[Records from a data collection]
# # # # #

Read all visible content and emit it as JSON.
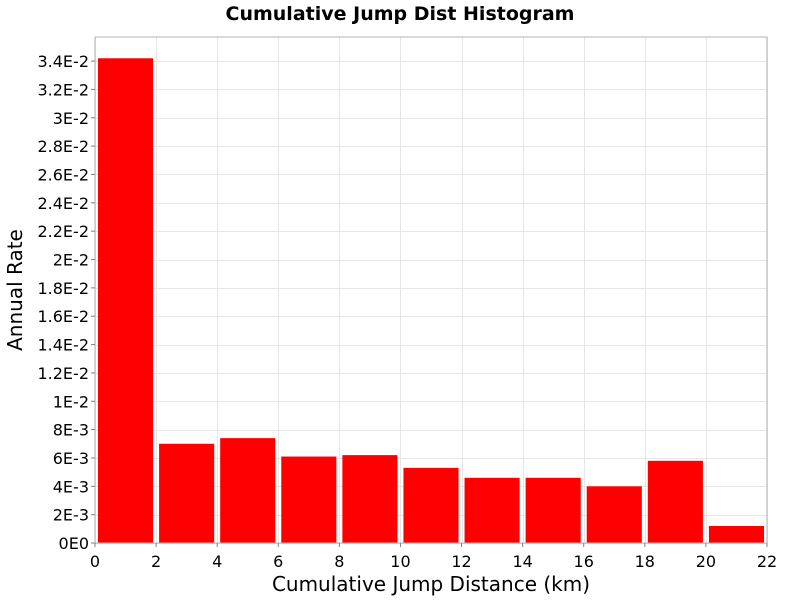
{
  "chart_data": {
    "type": "bar",
    "title": "Cumulative Jump Dist Histogram",
    "xlabel": "Cumulative Jump Distance (km)",
    "ylabel": "Annual Rate",
    "bar_color": "#ff0000",
    "grid": true,
    "xlim": [
      0,
      22
    ],
    "ylim": [
      0,
      0.0357
    ],
    "x_ticks": [
      {
        "value": 0,
        "label": "0"
      },
      {
        "value": 2,
        "label": "2"
      },
      {
        "value": 4,
        "label": "4"
      },
      {
        "value": 6,
        "label": "6"
      },
      {
        "value": 8,
        "label": "8"
      },
      {
        "value": 10,
        "label": "10"
      },
      {
        "value": 12,
        "label": "12"
      },
      {
        "value": 14,
        "label": "14"
      },
      {
        "value": 16,
        "label": "16"
      },
      {
        "value": 18,
        "label": "18"
      },
      {
        "value": 20,
        "label": "20"
      },
      {
        "value": 22,
        "label": "22"
      }
    ],
    "y_ticks": [
      {
        "value": 0,
        "label": "0E0"
      },
      {
        "value": 0.002,
        "label": "2E-3"
      },
      {
        "value": 0.004,
        "label": "4E-3"
      },
      {
        "value": 0.006,
        "label": "6E-3"
      },
      {
        "value": 0.008,
        "label": "8E-3"
      },
      {
        "value": 0.01,
        "label": "1E-2"
      },
      {
        "value": 0.012,
        "label": "1.2E-2"
      },
      {
        "value": 0.014,
        "label": "1.4E-2"
      },
      {
        "value": 0.016,
        "label": "1.6E-2"
      },
      {
        "value": 0.018,
        "label": "1.8E-2"
      },
      {
        "value": 0.02,
        "label": "2E-2"
      },
      {
        "value": 0.022,
        "label": "2.2E-2"
      },
      {
        "value": 0.024,
        "label": "2.4E-2"
      },
      {
        "value": 0.026,
        "label": "2.6E-2"
      },
      {
        "value": 0.028,
        "label": "2.8E-2"
      },
      {
        "value": 0.03,
        "label": "3E-2"
      },
      {
        "value": 0.032,
        "label": "3.2E-2"
      },
      {
        "value": 0.034,
        "label": "3.4E-2"
      }
    ],
    "bins": [
      {
        "x0": 0,
        "x1": 2,
        "value": 0.0342
      },
      {
        "x0": 2,
        "x1": 4,
        "value": 0.007
      },
      {
        "x0": 4,
        "x1": 6,
        "value": 0.0074
      },
      {
        "x0": 6,
        "x1": 8,
        "value": 0.0061
      },
      {
        "x0": 8,
        "x1": 10,
        "value": 0.0062
      },
      {
        "x0": 10,
        "x1": 12,
        "value": 0.0053
      },
      {
        "x0": 12,
        "x1": 14,
        "value": 0.0046
      },
      {
        "x0": 14,
        "x1": 16,
        "value": 0.0046
      },
      {
        "x0": 16,
        "x1": 18,
        "value": 0.004
      },
      {
        "x0": 18,
        "x1": 20,
        "value": 0.0058
      },
      {
        "x0": 20,
        "x1": 22,
        "value": 0.0012
      }
    ]
  }
}
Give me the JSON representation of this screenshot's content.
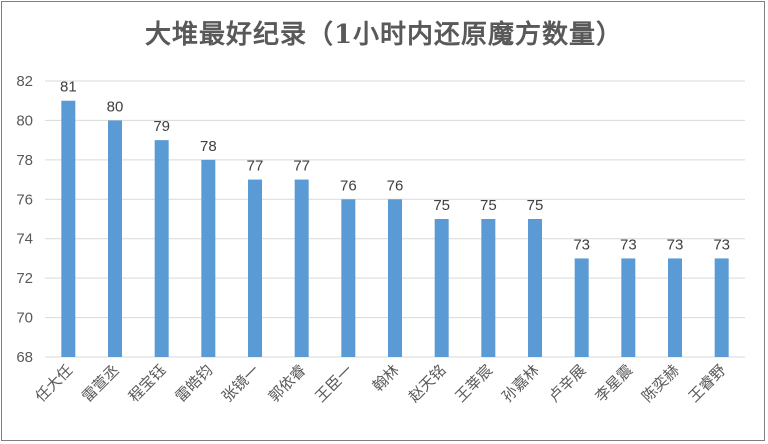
{
  "chart_data": {
    "type": "bar",
    "title": "大堆最好纪录（1小时内还原魔方数量）",
    "categories": [
      "任大任",
      "雷萱丞",
      "程宝钰",
      "雷皓钧",
      "张镜一",
      "郭依睿",
      "王臣一",
      "翰林",
      "赵天铭",
      "王莘宸",
      "孙嘉林",
      "卢辛展",
      "李星震",
      "陈奕赫",
      "王睿野"
    ],
    "values": [
      81,
      80,
      79,
      78,
      77,
      77,
      76,
      76,
      75,
      75,
      75,
      73,
      73,
      73,
      73
    ],
    "ylim": [
      68,
      82
    ],
    "yticks": [
      68,
      70,
      72,
      74,
      76,
      78,
      80,
      82
    ],
    "xlabel": "",
    "ylabel": "",
    "grid": true,
    "bar_color": "#5b9bd5",
    "grid_color": "#d9d9d9"
  }
}
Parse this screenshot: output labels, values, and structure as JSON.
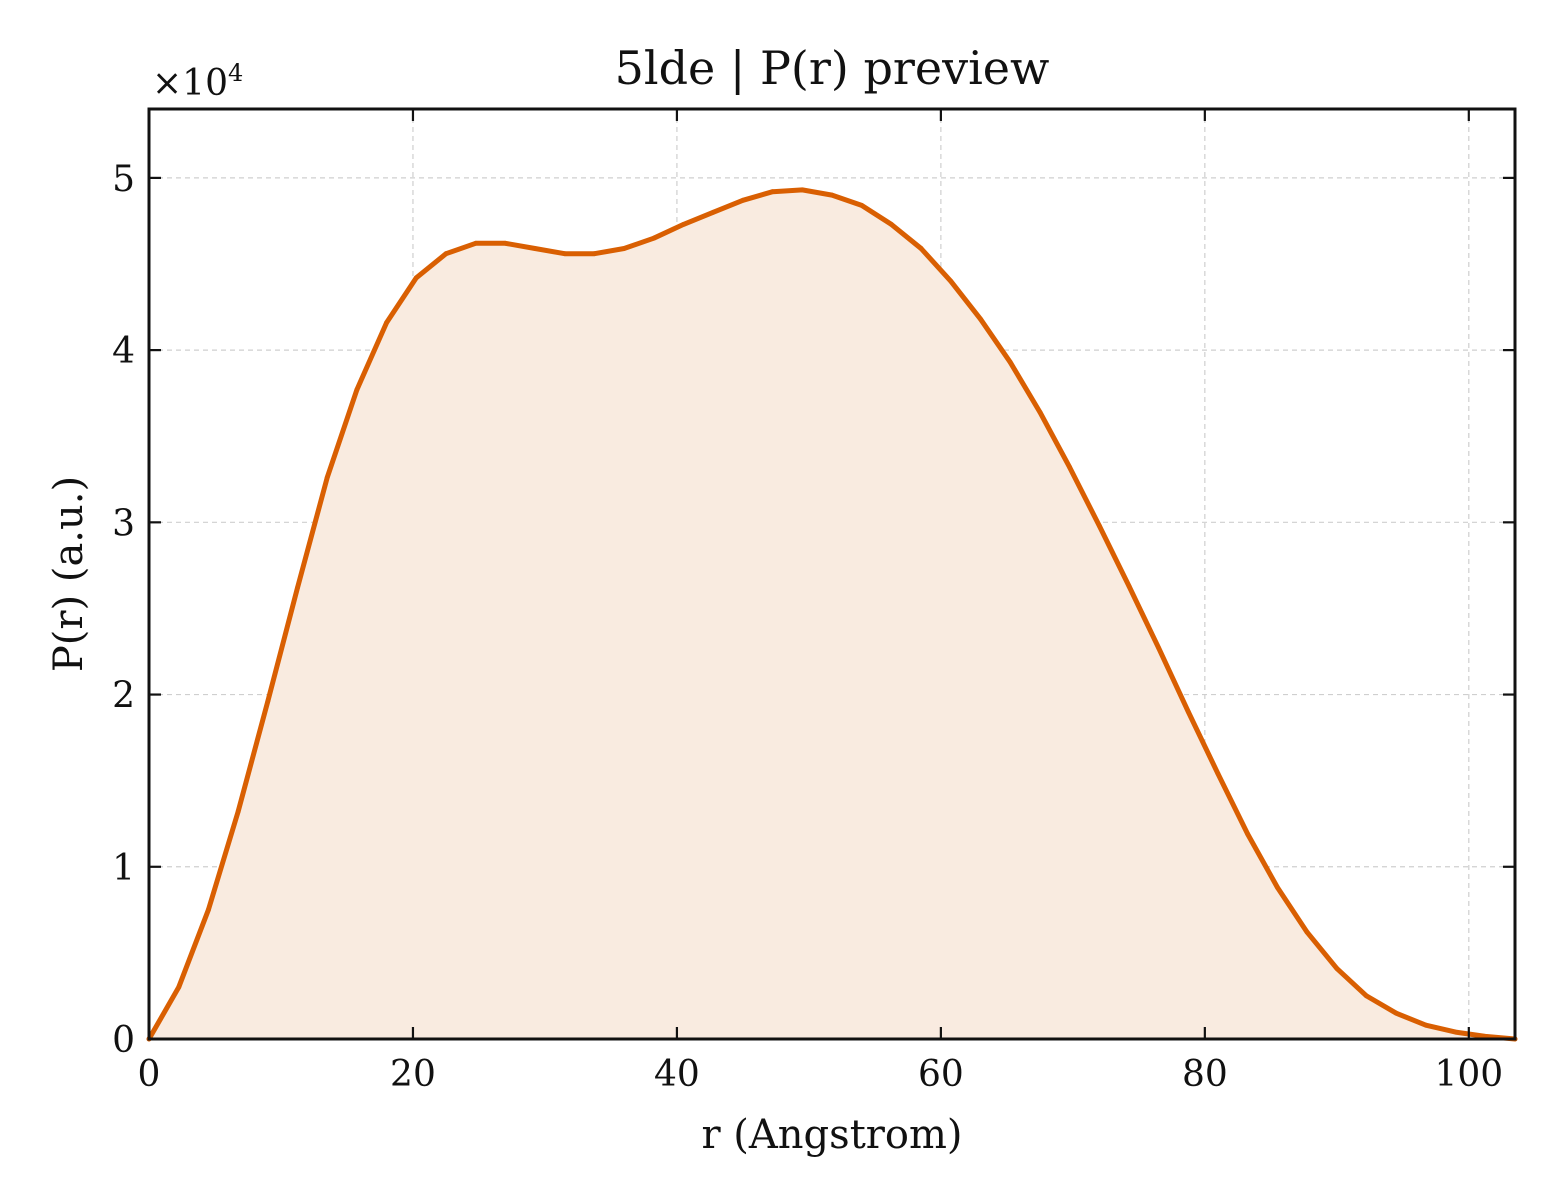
{
  "chart_data": {
    "type": "area",
    "title": "5lde | P(r) preview",
    "xlabel": "r (Angstrom)",
    "ylabel": "P(r) (a.u.)",
    "y_multiplier_base": "×10",
    "y_multiplier_exp": "4",
    "xlim": [
      0,
      103.5
    ],
    "ylim": [
      0,
      54000
    ],
    "xticks": [
      0,
      20,
      40,
      60,
      80,
      100
    ],
    "yticks": [
      0,
      10000,
      20000,
      30000,
      40000,
      50000
    ],
    "xtick_labels": [
      "0",
      "20",
      "40",
      "60",
      "80",
      "100"
    ],
    "ytick_labels": [
      "0",
      "1",
      "2",
      "3",
      "4",
      "5"
    ],
    "grid": true,
    "line_color": "#d95f02",
    "fill_color": "#f9ebe0",
    "series": [
      {
        "x": [
          0,
          2.25,
          4.5,
          6.75,
          9.0,
          11.25,
          13.5,
          15.75,
          18.0,
          20.25,
          22.5,
          24.75,
          27.0,
          29.25,
          31.5,
          33.75,
          36.0,
          38.25,
          40.5,
          42.75,
          45.0,
          47.25,
          49.5,
          51.75,
          54.0,
          56.25,
          58.5,
          60.75,
          63.0,
          65.25,
          67.5,
          69.75,
          72.0,
          74.25,
          76.5,
          78.75,
          81.0,
          83.25,
          85.5,
          87.75,
          90.0,
          92.25,
          94.5,
          96.75,
          99.0,
          101.25,
          103.5
        ],
        "y": [
          0,
          3000,
          7500,
          13200,
          19600,
          26200,
          32600,
          37700,
          41600,
          44200,
          45600,
          46200,
          46200,
          45900,
          45600,
          45600,
          45900,
          46500,
          47300,
          48000,
          48700,
          49200,
          49300,
          49000,
          48400,
          47300,
          45900,
          44000,
          41800,
          39300,
          36400,
          33200,
          29800,
          26300,
          22700,
          19000,
          15400,
          11900,
          8800,
          6200,
          4100,
          2500,
          1500,
          800,
          400,
          150,
          0
        ]
      }
    ]
  }
}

# # # # #

▶ **AIM**: Write down every line of the data above that includes the string "Cumulative".

▶ **WRITTEN ANSWER**:
    "title": "Cumulative Jump Dist Histogram",
    "xlabel": "Cumulative Jump Distance (km)",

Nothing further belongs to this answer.